■ Challenge ■
Extract each line bearing the word "name".

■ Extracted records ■
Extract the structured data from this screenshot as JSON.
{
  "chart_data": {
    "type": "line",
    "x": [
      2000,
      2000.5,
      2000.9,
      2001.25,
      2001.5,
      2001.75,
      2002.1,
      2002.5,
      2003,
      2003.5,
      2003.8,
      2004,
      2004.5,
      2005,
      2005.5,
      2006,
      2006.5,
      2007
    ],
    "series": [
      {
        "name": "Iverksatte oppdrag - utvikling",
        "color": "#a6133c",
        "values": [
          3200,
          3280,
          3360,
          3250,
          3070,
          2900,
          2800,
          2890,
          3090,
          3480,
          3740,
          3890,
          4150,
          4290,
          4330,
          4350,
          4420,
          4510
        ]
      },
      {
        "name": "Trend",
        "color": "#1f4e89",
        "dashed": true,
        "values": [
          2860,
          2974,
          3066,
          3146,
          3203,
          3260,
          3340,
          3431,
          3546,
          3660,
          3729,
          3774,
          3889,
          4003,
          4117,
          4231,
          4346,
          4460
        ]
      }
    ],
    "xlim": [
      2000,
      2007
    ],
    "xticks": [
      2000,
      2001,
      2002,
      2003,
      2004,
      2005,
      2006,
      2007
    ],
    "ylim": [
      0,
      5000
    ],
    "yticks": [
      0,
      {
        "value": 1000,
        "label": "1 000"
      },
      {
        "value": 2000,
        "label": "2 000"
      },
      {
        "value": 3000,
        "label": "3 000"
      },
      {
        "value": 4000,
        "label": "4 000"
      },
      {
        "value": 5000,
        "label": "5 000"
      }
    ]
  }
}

■ Correct result ■
        "name": "Iverksatte oppdrag - utvikling",
        "name": "Trend",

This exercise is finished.